◆ **DATA SUPPLIED**:
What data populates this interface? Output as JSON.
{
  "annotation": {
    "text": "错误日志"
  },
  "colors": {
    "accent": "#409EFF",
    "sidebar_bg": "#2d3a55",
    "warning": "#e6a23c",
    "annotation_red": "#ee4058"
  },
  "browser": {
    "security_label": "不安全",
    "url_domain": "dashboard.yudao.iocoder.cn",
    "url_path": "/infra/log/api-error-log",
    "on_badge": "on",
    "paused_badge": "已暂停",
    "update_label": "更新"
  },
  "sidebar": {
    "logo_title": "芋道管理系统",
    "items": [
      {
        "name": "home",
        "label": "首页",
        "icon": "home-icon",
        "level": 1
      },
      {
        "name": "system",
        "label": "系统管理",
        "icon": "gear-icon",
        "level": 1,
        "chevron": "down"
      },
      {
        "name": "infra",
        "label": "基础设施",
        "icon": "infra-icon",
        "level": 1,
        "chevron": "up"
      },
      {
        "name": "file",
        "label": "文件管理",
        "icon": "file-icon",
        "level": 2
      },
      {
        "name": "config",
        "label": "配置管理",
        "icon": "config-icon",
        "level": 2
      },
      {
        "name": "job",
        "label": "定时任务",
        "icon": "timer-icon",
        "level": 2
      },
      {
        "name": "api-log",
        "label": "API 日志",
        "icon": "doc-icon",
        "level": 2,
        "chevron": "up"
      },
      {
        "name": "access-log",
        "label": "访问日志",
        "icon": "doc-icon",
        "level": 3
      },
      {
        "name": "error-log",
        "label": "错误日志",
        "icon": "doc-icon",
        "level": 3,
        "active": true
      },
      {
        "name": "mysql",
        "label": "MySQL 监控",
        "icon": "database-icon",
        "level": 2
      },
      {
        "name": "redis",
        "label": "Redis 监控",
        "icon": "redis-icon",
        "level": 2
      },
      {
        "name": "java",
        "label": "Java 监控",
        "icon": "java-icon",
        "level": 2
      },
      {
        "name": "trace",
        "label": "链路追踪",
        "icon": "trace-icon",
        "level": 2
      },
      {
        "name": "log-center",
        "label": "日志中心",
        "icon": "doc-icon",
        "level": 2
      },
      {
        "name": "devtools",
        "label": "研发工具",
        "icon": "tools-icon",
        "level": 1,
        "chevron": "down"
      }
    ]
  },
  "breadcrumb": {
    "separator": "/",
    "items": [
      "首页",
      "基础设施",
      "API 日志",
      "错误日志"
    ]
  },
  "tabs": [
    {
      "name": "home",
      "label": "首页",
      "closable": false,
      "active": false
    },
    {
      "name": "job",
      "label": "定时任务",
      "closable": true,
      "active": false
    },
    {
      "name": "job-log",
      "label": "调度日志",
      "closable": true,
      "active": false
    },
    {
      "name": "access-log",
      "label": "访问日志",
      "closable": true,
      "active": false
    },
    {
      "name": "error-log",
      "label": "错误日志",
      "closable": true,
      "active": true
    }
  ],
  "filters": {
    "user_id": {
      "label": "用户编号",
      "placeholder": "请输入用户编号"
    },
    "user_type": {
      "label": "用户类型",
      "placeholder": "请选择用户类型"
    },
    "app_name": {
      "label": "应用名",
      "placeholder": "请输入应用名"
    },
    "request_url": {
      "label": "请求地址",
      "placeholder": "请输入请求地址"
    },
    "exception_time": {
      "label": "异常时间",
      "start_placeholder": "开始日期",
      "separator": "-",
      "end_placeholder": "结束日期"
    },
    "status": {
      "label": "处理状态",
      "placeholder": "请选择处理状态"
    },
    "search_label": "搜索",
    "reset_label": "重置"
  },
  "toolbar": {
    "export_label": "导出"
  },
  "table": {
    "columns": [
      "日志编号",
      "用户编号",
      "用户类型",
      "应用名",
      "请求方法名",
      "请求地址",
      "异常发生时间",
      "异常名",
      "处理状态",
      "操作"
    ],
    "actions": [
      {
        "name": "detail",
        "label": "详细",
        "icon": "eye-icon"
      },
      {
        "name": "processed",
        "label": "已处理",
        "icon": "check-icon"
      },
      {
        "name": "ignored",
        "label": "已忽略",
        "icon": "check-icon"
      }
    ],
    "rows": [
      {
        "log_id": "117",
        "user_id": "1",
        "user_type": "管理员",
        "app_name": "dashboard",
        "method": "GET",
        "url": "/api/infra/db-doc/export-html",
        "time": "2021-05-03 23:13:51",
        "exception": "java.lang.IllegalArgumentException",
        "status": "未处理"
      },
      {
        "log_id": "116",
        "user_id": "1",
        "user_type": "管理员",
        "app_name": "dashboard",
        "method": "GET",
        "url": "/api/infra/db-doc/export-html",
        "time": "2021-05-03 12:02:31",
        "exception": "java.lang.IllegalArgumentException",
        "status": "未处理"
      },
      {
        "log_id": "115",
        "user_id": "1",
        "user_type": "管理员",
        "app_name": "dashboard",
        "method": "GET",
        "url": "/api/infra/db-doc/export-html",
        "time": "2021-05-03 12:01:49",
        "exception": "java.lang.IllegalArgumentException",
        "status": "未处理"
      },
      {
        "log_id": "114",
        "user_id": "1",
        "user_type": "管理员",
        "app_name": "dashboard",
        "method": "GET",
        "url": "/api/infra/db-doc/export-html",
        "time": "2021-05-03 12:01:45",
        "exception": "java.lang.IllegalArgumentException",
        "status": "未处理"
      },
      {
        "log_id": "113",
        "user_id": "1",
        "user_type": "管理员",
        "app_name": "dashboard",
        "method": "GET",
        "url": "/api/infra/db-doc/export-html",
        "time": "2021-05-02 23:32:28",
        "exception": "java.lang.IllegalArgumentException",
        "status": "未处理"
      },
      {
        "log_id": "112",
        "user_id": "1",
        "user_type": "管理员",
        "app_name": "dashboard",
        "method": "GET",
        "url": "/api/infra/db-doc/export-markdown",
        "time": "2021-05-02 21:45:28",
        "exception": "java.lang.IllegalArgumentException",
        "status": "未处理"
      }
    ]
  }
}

◆ **TASK DESCRIPTION**:
Return all of the data word for word.

◆ **RESPONSE TO THIS EXERCISE**:
What data populates this interface? Output as JSON.
{
  "annotation": {
    "text": "错误日志"
  },
  "colors": {
    "accent": "#409EFF",
    "sidebar_bg": "#2d3a55",
    "warning": "#e6a23c",
    "annotation_red": "#ee4058"
  },
  "browser": {
    "security_label": "不安全",
    "url_domain": "dashboard.yudao.iocoder.cn",
    "url_path": "/infra/log/api-error-log",
    "on_badge": "on",
    "paused_badge": "已暂停",
    "update_label": "更新"
  },
  "sidebar": {
    "logo_title": "芋道管理系统",
    "items": [
      {
        "name": "home",
        "label": "首页",
        "icon": "home-icon",
        "level": 1
      },
      {
        "name": "system",
        "label": "系统管理",
        "icon": "gear-icon",
        "level": 1,
        "chevron": "down"
      },
      {
        "name": "infra",
        "label": "基础设施",
        "icon": "infra-icon",
        "level": 1,
        "chevron": "up"
      },
      {
        "name": "file",
        "label": "文件管理",
        "icon": "file-icon",
        "level": 2
      },
      {
        "name": "config",
        "label": "配置管理",
        "icon": "config-icon",
        "level": 2
      },
      {
        "name": "job",
        "label": "定时任务",
        "icon": "timer-icon",
        "level": 2
      },
      {
        "name": "api-log",
        "label": "API 日志",
        "icon": "doc-icon",
        "level": 2,
        "chevron": "up"
      },
      {
        "name": "access-log",
        "label": "访问日志",
        "icon": "doc-icon",
        "level": 3
      },
      {
        "name": "error-log",
        "label": "错误日志",
        "icon": "doc-icon",
        "level": 3,
        "active": true
      },
      {
        "name": "mysql",
        "label": "MySQL 监控",
        "icon": "database-icon",
        "level": 2
      },
      {
        "name": "redis",
        "label": "Redis 监控",
        "icon": "redis-icon",
        "level": 2
      },
      {
        "name": "java",
        "label": "Java 监控",
        "icon": "java-icon",
        "level": 2
      },
      {
        "name": "trace",
        "label": "链路追踪",
        "icon": "trace-icon",
        "level": 2
      },
      {
        "name": "log-center",
        "label": "日志中心",
        "icon": "doc-icon",
        "level": 2
      },
      {
        "name": "devtools",
        "label": "研发工具",
        "icon": "tools-icon",
        "level": 1,
        "chevron": "down"
      }
    ]
  },
  "breadcrumb": {
    "separator": "/",
    "items": [
      "首页",
      "基础设施",
      "API 日志",
      "错误日志"
    ]
  },
  "tabs": [
    {
      "name": "home",
      "label": "首页",
      "closable": false,
      "active": false
    },
    {
      "name": "job",
      "label": "定时任务",
      "closable": true,
      "active": false
    },
    {
      "name": "job-log",
      "label": "调度日志",
      "closable": true,
      "active": false
    },
    {
      "name": "access-log",
      "label": "访问日志",
      "closable": true,
      "active": false
    },
    {
      "name": "error-log",
      "label": "错误日志",
      "closable": true,
      "active": true
    }
  ],
  "filters": {
    "user_id": {
      "label": "用户编号",
      "placeholder": "请输入用户编号"
    },
    "user_type": {
      "label": "用户类型",
      "placeholder": "请选择用户类型"
    },
    "app_name": {
      "label": "应用名",
      "placeholder": "请输入应用名"
    },
    "request_url": {
      "label": "请求地址",
      "placeholder": "请输入请求地址"
    },
    "exception_time": {
      "label": "异常时间",
      "start_placeholder": "开始日期",
      "separator": "-",
      "end_placeholder": "结束日期"
    },
    "status": {
      "label": "处理状态",
      "placeholder": "请选择处理状态"
    },
    "search_label": "搜索",
    "reset_label": "重置"
  },
  "toolbar": {
    "export_label": "导出"
  },
  "table": {
    "columns": [
      "日志编号",
      "用户编号",
      "用户类型",
      "应用名",
      "请求方法名",
      "请求地址",
      "异常发生时间",
      "异常名",
      "处理状态",
      "操作"
    ],
    "actions": [
      {
        "name": "detail",
        "label": "详细",
        "icon": "eye-icon"
      },
      {
        "name": "processed",
        "label": "已处理",
        "icon": "check-icon"
      },
      {
        "name": "ignored",
        "label": "已忽略",
        "icon": "check-icon"
      }
    ],
    "rows": [
      {
        "log_id": "117",
        "user_id": "1",
        "user_type": "管理员",
        "app_name": "dashboard",
        "method": "GET",
        "url": "/api/infra/db-doc/export-html",
        "time": "2021-05-03 23:13:51",
        "exception": "java.lang.IllegalArgumentException",
        "status": "未处理"
      },
      {
        "log_id": "116",
        "user_id": "1",
        "user_type": "管理员",
        "app_name": "dashboard",
        "method": "GET",
        "url": "/api/infra/db-doc/export-html",
        "time": "2021-05-03 12:02:31",
        "exception": "java.lang.IllegalArgumentException",
        "status": "未处理"
      },
      {
        "log_id": "115",
        "user_id": "1",
        "user_type": "管理员",
        "app_name": "dashboard",
        "method": "GET",
        "url": "/api/infra/db-doc/export-html",
        "time": "2021-05-03 12:01:49",
        "exception": "java.lang.IllegalArgumentException",
        "status": "未处理"
      },
      {
        "log_id": "114",
        "user_id": "1",
        "user_type": "管理员",
        "app_name": "dashboard",
        "method": "GET",
        "url": "/api/infra/db-doc/export-html",
        "time": "2021-05-03 12:01:45",
        "exception": "java.lang.IllegalArgumentException",
        "status": "未处理"
      },
      {
        "log_id": "113",
        "user_id": "1",
        "user_type": "管理员",
        "app_name": "dashboard",
        "method": "GET",
        "url": "/api/infra/db-doc/export-html",
        "time": "2021-05-02 23:32:28",
        "exception": "java.lang.IllegalArgumentException",
        "status": "未处理"
      },
      {
        "log_id": "112",
        "user_id": "1",
        "user_type": "管理员",
        "app_name": "dashboard",
        "method": "GET",
        "url": "/api/infra/db-doc/export-markdown",
        "time": "2021-05-02 21:45:28",
        "exception": "java.lang.IllegalArgumentException",
        "status": "未处理"
      }
    ]
  }
}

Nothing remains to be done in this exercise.